Aim of the exercise
Locate every line in the records below that holds the word "Ediciones" and return each one.

--- start Input for this task ---

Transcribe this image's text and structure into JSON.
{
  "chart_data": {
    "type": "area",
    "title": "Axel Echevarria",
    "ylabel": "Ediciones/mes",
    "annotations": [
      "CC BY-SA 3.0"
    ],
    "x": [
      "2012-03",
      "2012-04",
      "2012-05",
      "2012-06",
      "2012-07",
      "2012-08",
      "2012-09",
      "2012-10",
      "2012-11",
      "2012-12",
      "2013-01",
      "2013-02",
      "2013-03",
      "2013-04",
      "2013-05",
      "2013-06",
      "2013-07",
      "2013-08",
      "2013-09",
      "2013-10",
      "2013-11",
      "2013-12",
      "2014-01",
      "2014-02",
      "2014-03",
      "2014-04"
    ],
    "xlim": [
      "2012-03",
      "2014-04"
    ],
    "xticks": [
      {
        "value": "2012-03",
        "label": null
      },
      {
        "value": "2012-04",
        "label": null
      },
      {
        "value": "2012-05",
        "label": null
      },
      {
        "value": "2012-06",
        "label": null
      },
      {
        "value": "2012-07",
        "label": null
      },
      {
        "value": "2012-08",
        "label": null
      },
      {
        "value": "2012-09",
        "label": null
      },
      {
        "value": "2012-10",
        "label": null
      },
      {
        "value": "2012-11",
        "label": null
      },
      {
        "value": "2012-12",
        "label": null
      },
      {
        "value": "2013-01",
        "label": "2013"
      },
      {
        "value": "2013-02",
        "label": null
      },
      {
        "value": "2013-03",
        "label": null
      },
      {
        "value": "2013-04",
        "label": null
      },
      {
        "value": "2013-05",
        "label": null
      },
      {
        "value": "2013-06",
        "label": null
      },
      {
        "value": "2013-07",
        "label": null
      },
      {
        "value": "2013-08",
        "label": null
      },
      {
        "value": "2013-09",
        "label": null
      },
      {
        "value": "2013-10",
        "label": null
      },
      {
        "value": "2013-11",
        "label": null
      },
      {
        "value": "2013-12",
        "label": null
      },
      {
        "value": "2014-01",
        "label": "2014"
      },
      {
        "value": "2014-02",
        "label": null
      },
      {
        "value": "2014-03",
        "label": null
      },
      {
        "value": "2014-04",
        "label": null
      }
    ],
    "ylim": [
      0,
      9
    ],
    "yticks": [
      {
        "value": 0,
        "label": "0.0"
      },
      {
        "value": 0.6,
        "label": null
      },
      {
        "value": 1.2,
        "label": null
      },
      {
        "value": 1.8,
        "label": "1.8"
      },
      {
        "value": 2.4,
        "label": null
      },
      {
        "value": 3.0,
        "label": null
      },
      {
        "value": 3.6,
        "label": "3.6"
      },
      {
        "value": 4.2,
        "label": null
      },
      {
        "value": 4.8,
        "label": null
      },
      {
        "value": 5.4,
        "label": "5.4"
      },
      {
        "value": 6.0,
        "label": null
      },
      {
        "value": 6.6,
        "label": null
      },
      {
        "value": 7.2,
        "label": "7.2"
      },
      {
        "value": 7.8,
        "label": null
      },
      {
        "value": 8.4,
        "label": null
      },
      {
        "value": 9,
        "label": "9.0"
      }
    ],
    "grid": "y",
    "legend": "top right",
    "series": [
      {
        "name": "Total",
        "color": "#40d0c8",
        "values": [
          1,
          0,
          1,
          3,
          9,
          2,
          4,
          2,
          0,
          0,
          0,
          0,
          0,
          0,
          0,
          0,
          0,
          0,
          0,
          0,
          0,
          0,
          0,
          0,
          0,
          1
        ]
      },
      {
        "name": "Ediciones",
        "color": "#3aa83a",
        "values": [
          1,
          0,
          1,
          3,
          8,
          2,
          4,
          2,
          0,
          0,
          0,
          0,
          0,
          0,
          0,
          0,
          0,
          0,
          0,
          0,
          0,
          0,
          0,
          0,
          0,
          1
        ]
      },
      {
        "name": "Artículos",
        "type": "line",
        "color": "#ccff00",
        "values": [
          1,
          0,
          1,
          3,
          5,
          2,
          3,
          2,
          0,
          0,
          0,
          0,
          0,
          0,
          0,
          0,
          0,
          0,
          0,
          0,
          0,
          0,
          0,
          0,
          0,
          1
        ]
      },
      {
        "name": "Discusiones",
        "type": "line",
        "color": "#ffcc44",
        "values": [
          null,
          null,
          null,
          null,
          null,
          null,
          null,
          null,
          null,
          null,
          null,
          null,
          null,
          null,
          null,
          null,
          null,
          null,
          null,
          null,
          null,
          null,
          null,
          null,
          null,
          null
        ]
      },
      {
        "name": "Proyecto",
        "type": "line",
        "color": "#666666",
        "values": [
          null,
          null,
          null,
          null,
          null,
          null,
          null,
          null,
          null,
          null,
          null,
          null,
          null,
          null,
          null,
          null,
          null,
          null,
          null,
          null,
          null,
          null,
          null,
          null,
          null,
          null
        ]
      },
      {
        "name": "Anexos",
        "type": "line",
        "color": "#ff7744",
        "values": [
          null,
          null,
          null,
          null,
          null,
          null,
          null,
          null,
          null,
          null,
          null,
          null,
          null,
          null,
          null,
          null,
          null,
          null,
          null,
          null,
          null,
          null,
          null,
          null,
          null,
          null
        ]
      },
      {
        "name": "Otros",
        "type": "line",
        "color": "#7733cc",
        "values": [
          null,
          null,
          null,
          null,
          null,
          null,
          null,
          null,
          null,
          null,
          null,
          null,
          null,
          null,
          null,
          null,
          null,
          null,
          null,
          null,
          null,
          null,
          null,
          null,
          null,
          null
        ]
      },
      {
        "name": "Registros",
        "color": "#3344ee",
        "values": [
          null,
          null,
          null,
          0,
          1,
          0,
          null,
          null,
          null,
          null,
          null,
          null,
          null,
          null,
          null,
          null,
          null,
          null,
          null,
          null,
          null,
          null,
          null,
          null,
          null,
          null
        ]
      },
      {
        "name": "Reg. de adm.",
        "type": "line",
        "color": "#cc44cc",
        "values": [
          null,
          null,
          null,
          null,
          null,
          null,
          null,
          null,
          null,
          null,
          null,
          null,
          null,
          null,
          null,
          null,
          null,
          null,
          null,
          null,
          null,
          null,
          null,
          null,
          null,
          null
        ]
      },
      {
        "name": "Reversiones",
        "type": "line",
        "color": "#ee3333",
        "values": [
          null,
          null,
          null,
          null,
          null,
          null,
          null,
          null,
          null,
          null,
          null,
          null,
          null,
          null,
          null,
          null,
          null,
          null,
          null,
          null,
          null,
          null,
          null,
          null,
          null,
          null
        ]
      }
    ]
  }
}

--- end Input for this task ---

Expected output
    "ylabel": "Ediciones/mes",
        "name": "Ediciones",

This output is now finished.